• **Recorded data**
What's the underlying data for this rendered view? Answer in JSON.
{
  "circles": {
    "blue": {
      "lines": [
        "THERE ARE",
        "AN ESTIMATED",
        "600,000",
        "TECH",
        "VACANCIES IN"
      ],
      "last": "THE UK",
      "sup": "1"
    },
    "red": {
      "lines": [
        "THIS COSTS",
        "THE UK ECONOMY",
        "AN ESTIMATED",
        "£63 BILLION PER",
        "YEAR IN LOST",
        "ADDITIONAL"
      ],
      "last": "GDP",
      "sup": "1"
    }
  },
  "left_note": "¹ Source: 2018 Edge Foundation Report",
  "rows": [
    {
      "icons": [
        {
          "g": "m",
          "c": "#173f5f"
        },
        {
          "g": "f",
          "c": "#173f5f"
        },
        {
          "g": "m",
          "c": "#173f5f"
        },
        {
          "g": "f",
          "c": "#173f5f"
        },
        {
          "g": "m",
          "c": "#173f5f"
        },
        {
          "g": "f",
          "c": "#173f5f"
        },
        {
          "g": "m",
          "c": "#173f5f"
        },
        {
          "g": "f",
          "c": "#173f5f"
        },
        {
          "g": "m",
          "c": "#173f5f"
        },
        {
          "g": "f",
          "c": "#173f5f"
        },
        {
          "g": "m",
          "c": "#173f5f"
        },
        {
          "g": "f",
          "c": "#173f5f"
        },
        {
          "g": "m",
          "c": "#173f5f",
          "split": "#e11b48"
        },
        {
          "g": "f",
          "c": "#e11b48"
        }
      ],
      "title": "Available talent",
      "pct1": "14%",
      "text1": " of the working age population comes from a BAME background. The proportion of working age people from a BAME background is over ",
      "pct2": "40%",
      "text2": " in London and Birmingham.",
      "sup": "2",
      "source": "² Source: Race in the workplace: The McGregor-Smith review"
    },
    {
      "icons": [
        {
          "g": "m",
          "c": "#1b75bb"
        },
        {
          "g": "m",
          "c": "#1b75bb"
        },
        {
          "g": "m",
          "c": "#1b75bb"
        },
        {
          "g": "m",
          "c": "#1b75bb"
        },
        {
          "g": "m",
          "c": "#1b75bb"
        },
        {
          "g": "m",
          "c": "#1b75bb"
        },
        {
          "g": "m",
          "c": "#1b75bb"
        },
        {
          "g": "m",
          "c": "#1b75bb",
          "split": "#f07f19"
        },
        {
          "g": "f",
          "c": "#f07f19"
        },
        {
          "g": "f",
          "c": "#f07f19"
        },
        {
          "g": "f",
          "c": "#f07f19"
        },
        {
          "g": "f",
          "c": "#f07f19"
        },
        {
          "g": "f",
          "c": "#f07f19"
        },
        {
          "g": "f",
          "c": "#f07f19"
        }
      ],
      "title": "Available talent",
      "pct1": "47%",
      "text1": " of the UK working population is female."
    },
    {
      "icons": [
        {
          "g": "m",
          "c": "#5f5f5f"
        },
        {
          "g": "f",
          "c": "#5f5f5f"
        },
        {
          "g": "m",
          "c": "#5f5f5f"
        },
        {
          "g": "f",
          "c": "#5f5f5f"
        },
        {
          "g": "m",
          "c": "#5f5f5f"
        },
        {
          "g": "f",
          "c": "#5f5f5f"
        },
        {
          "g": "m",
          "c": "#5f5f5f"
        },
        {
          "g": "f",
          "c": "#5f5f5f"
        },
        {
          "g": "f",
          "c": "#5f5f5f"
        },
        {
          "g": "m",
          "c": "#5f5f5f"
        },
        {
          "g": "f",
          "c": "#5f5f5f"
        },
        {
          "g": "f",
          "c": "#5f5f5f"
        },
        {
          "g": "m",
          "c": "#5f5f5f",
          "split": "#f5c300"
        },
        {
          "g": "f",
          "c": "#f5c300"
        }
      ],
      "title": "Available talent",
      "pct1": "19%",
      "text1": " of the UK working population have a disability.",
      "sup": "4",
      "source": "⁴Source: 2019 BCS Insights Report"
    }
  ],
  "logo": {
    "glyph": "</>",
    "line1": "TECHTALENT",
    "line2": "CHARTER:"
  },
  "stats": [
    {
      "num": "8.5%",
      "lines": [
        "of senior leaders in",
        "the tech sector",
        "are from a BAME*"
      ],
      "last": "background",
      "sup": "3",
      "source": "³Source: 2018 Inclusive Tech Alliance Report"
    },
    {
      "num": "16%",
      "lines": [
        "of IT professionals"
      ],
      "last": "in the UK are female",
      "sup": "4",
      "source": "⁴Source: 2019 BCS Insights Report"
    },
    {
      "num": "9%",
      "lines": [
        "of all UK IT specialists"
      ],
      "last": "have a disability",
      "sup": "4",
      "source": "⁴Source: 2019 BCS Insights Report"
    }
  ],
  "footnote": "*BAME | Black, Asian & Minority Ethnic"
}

• **Request**
Exactly as written, please output every entry.

• **Answer for this exercise**
What's the underlying data for this rendered view? Answer in JSON.
{
  "circles": {
    "blue": {
      "lines": [
        "THERE ARE",
        "AN ESTIMATED",
        "600,000",
        "TECH",
        "VACANCIES IN"
      ],
      "last": "THE UK",
      "sup": "1"
    },
    "red": {
      "lines": [
        "THIS COSTS",
        "THE UK ECONOMY",
        "AN ESTIMATED",
        "£63 BILLION PER",
        "YEAR IN LOST",
        "ADDITIONAL"
      ],
      "last": "GDP",
      "sup": "1"
    }
  },
  "left_note": "¹ Source: 2018 Edge Foundation Report",
  "rows": [
    {
      "icons": [
        {
          "g": "m",
          "c": "#173f5f"
        },
        {
          "g": "f",
          "c": "#173f5f"
        },
        {
          "g": "m",
          "c": "#173f5f"
        },
        {
          "g": "f",
          "c": "#173f5f"
        },
        {
          "g": "m",
          "c": "#173f5f"
        },
        {
          "g": "f",
          "c": "#173f5f"
        },
        {
          "g": "m",
          "c": "#173f5f"
        },
        {
          "g": "f",
          "c": "#173f5f"
        },
        {
          "g": "m",
          "c": "#173f5f"
        },
        {
          "g": "f",
          "c": "#173f5f"
        },
        {
          "g": "m",
          "c": "#173f5f"
        },
        {
          "g": "f",
          "c": "#173f5f"
        },
        {
          "g": "m",
          "c": "#173f5f",
          "split": "#e11b48"
        },
        {
          "g": "f",
          "c": "#e11b48"
        }
      ],
      "title": "Available talent",
      "pct1": "14%",
      "text1": " of the working age population comes from a BAME background. The proportion of working age people from a BAME background is over ",
      "pct2": "40%",
      "text2": " in London and Birmingham.",
      "sup": "2",
      "source": "² Source: Race in the workplace: The McGregor-Smith review"
    },
    {
      "icons": [
        {
          "g": "m",
          "c": "#1b75bb"
        },
        {
          "g": "m",
          "c": "#1b75bb"
        },
        {
          "g": "m",
          "c": "#1b75bb"
        },
        {
          "g": "m",
          "c": "#1b75bb"
        },
        {
          "g": "m",
          "c": "#1b75bb"
        },
        {
          "g": "m",
          "c": "#1b75bb"
        },
        {
          "g": "m",
          "c": "#1b75bb"
        },
        {
          "g": "m",
          "c": "#1b75bb",
          "split": "#f07f19"
        },
        {
          "g": "f",
          "c": "#f07f19"
        },
        {
          "g": "f",
          "c": "#f07f19"
        },
        {
          "g": "f",
          "c": "#f07f19"
        },
        {
          "g": "f",
          "c": "#f07f19"
        },
        {
          "g": "f",
          "c": "#f07f19"
        },
        {
          "g": "f",
          "c": "#f07f19"
        }
      ],
      "title": "Available talent",
      "pct1": "47%",
      "text1": " of the UK working population is female."
    },
    {
      "icons": [
        {
          "g": "m",
          "c": "#5f5f5f"
        },
        {
          "g": "f",
          "c": "#5f5f5f"
        },
        {
          "g": "m",
          "c": "#5f5f5f"
        },
        {
          "g": "f",
          "c": "#5f5f5f"
        },
        {
          "g": "m",
          "c": "#5f5f5f"
        },
        {
          "g": "f",
          "c": "#5f5f5f"
        },
        {
          "g": "m",
          "c": "#5f5f5f"
        },
        {
          "g": "f",
          "c": "#5f5f5f"
        },
        {
          "g": "f",
          "c": "#5f5f5f"
        },
        {
          "g": "m",
          "c": "#5f5f5f"
        },
        {
          "g": "f",
          "c": "#5f5f5f"
        },
        {
          "g": "f",
          "c": "#5f5f5f"
        },
        {
          "g": "m",
          "c": "#5f5f5f",
          "split": "#f5c300"
        },
        {
          "g": "f",
          "c": "#f5c300"
        }
      ],
      "title": "Available talent",
      "pct1": "19%",
      "text1": " of the UK working population have a disability.",
      "sup": "4",
      "source": "⁴Source: 2019 BCS Insights Report"
    }
  ],
  "logo": {
    "glyph": "</>",
    "line1": "TECHTALENT",
    "line2": "CHARTER:"
  },
  "stats": [
    {
      "num": "8.5%",
      "lines": [
        "of senior leaders in",
        "the tech sector",
        "are from a BAME*"
      ],
      "last": "background",
      "sup": "3",
      "source": "³Source: 2018 Inclusive Tech Alliance Report"
    },
    {
      "num": "16%",
      "lines": [
        "of IT professionals"
      ],
      "last": "in the UK are female",
      "sup": "4",
      "source": "⁴Source: 2019 BCS Insights Report"
    },
    {
      "num": "9%",
      "lines": [
        "of all UK IT specialists"
      ],
      "last": "have a disability",
      "sup": "4",
      "source": "⁴Source: 2019 BCS Insights Report"
    }
  ],
  "footnote": "*BAME | Black, Asian & Minority Ethnic"
}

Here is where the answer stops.